WHAT THIS TASK INVOLVES - Find each line in the following listing that has the string "JSON", then state the count and nothing else.

_____

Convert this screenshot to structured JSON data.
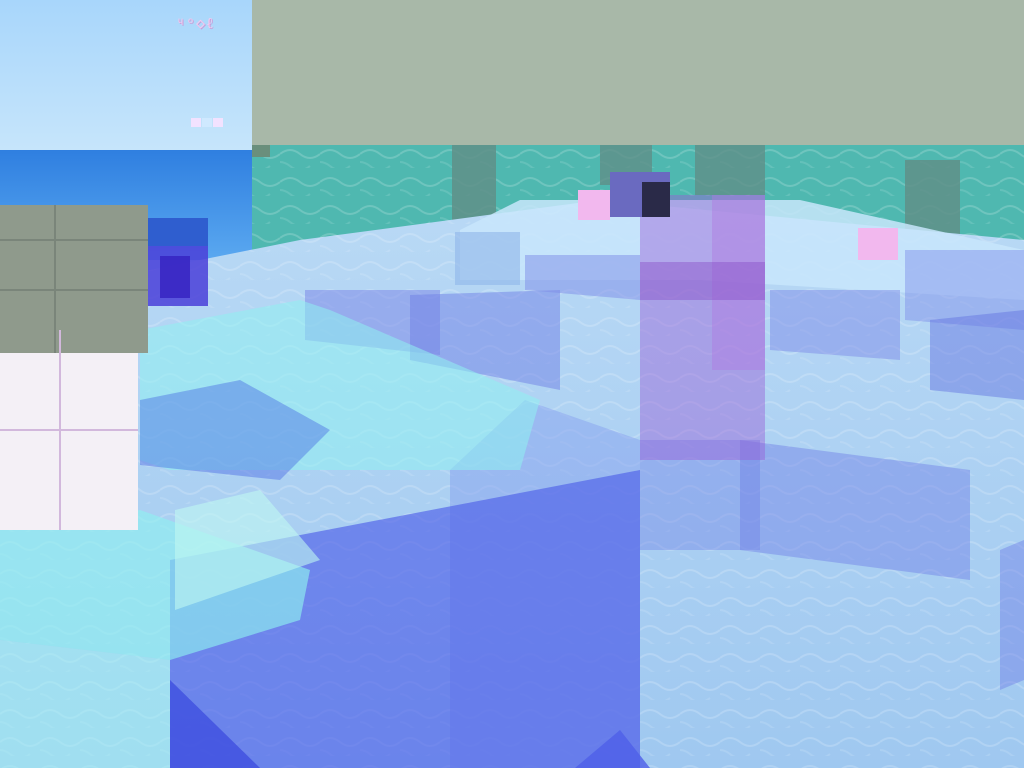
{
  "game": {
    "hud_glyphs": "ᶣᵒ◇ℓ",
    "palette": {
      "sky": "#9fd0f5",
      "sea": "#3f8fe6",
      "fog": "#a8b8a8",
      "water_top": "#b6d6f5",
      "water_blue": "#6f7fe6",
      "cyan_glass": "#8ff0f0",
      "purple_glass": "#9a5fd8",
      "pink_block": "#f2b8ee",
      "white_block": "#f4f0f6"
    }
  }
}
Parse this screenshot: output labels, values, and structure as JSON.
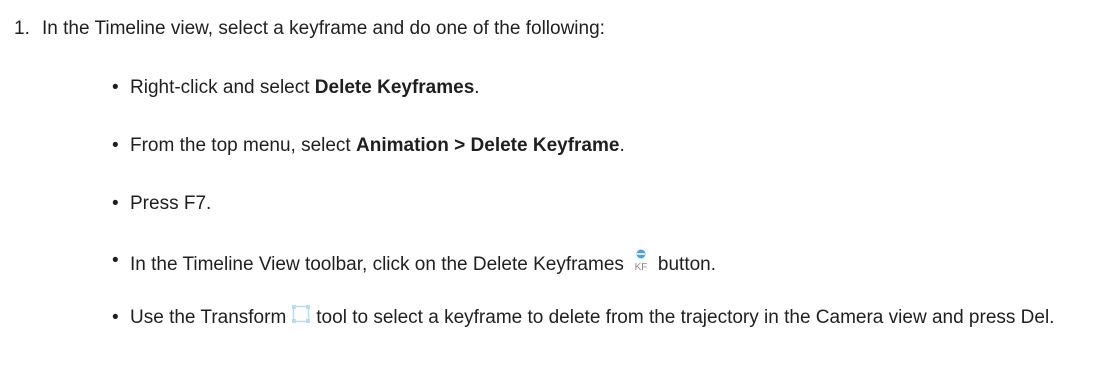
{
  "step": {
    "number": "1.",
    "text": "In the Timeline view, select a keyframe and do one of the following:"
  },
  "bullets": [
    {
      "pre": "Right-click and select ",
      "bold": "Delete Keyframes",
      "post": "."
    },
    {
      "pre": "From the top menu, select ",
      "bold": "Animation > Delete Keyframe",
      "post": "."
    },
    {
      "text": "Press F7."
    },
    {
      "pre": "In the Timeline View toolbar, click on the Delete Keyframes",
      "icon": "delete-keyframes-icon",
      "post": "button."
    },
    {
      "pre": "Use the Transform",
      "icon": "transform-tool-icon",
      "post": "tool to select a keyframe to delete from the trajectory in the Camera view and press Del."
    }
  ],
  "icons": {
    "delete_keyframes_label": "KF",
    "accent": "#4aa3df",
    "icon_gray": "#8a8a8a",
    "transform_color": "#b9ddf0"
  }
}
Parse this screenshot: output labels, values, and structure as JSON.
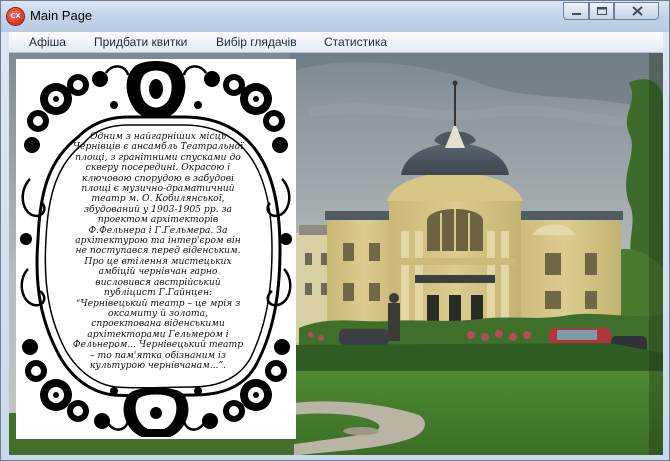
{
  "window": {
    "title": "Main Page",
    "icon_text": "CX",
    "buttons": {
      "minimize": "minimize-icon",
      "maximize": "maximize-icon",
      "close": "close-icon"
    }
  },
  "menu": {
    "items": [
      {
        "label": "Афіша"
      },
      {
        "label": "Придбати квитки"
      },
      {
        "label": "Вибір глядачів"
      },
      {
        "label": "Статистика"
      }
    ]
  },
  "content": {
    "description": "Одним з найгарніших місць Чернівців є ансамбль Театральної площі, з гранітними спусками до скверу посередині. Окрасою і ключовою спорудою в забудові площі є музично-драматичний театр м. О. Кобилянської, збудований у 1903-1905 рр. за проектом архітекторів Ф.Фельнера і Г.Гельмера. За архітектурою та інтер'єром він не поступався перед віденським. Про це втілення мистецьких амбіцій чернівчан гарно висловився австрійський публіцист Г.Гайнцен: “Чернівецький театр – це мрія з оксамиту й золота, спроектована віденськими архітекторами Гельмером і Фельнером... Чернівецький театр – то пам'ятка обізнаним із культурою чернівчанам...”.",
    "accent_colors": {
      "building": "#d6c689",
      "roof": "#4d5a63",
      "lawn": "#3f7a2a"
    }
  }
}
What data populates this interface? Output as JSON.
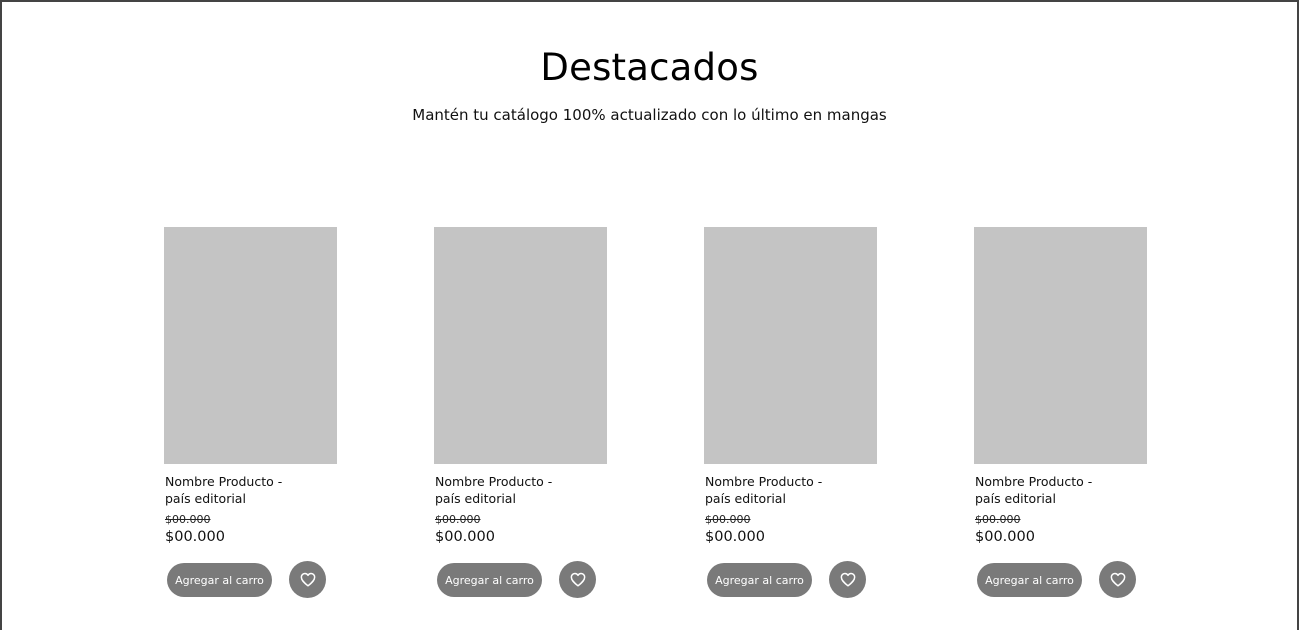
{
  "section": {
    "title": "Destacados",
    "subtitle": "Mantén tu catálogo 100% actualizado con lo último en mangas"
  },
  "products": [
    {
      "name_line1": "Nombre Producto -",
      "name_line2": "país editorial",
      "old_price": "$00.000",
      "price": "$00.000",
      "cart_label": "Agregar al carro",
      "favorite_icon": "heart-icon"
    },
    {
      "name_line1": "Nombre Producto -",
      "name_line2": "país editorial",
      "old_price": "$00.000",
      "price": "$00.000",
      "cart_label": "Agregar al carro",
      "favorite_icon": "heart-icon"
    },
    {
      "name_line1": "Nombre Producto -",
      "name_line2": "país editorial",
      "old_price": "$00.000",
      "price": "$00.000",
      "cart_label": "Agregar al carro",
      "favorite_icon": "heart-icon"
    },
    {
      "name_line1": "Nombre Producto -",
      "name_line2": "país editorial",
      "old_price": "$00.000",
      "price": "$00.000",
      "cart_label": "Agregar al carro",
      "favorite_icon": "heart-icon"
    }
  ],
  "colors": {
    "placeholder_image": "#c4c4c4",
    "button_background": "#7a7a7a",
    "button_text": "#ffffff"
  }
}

_____

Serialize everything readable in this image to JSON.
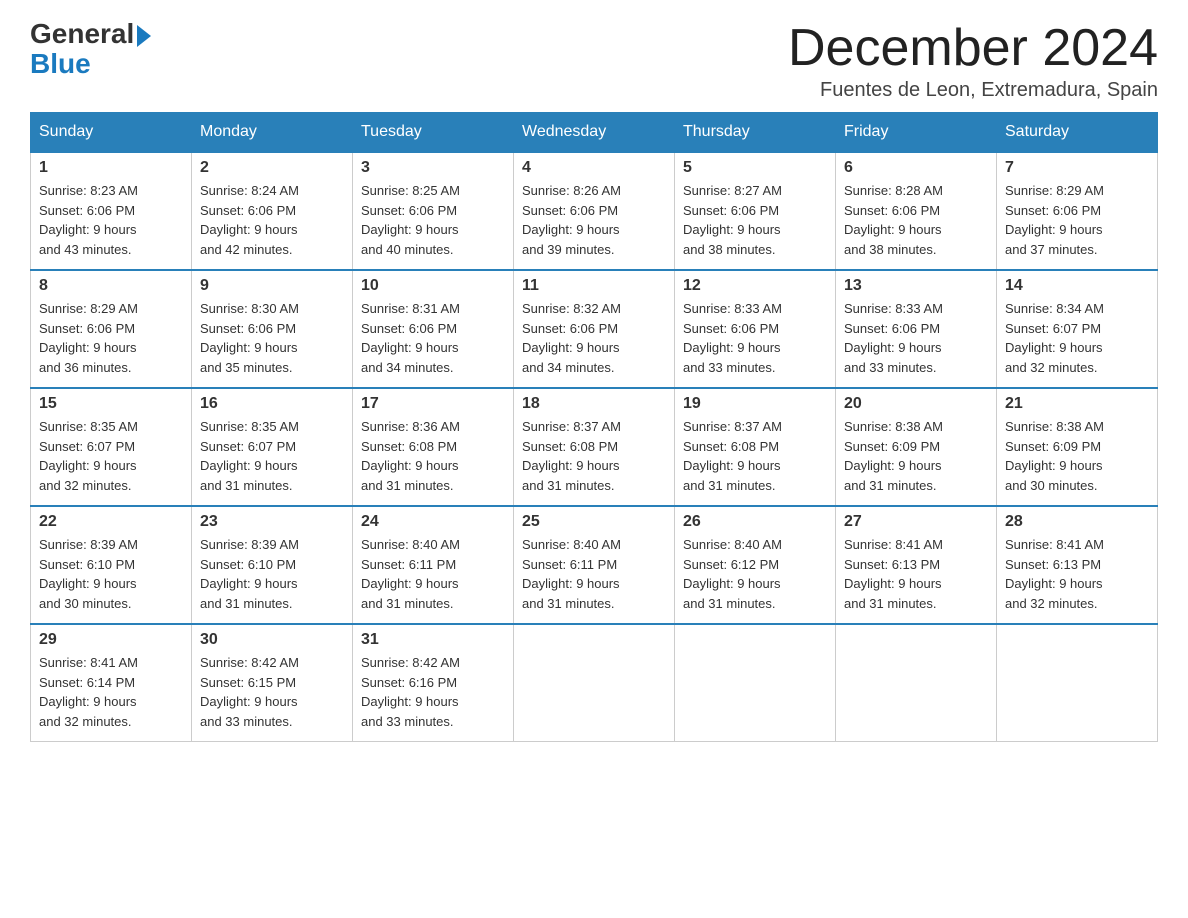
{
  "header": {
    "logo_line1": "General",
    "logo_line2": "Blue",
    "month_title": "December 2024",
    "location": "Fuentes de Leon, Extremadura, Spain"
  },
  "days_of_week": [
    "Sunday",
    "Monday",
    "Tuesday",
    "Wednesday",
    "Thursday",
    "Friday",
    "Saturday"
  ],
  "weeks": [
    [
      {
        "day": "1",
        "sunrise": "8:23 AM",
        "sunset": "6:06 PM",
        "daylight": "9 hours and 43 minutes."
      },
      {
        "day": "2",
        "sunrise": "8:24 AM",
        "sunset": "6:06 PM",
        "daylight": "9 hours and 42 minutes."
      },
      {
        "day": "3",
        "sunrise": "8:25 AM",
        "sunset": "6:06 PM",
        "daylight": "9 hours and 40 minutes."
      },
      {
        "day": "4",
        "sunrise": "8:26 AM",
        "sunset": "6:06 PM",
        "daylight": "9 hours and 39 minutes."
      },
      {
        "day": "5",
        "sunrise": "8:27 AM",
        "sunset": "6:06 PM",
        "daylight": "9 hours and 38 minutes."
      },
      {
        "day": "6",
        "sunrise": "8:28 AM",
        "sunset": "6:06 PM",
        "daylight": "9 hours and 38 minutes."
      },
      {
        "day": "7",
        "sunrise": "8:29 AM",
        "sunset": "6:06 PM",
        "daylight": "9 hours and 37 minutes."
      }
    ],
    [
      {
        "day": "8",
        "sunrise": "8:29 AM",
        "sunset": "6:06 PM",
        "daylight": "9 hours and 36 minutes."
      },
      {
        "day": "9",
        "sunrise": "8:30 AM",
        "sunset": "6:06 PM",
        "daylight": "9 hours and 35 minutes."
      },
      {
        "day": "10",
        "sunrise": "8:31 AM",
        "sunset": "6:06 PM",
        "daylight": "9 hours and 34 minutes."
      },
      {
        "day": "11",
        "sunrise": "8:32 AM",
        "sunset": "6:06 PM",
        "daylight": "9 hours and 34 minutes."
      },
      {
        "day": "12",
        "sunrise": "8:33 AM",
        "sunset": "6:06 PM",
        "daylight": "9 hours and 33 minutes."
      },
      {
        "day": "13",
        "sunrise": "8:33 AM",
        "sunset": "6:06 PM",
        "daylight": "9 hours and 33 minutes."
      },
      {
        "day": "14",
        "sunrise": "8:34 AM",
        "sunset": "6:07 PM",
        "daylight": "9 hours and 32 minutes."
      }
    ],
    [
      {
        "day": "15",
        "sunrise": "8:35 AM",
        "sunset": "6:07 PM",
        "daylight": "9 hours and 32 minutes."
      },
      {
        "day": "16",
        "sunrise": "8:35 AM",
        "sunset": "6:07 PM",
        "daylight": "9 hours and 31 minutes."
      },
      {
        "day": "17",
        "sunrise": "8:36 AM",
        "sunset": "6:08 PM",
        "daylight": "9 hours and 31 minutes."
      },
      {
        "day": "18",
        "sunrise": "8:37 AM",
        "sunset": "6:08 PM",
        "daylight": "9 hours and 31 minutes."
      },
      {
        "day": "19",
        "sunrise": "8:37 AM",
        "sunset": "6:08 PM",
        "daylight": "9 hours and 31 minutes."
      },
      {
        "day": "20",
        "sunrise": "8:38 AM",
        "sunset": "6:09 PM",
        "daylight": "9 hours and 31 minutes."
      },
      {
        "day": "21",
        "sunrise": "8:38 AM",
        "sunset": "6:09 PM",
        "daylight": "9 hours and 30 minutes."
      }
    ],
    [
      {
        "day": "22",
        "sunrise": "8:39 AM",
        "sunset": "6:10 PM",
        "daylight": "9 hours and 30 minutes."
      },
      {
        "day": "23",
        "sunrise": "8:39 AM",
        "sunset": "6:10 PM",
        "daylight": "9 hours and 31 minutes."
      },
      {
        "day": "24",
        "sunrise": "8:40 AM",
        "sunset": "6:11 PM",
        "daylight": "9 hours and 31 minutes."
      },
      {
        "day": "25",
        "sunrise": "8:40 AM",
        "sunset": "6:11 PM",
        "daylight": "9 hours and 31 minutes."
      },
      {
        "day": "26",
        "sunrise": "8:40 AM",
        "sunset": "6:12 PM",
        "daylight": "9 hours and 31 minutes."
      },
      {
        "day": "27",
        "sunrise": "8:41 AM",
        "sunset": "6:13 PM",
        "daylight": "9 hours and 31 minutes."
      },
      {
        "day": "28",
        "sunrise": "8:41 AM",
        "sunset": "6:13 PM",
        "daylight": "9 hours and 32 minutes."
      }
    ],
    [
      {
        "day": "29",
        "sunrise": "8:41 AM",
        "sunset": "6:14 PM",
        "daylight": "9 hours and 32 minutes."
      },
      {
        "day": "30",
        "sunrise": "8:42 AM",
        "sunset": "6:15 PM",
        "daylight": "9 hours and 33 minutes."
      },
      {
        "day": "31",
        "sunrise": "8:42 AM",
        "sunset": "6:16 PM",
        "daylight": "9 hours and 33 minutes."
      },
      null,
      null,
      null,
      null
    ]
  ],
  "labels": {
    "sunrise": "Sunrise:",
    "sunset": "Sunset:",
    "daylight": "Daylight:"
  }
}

_____

SOLUTION FOR THIS EXERCISE - 5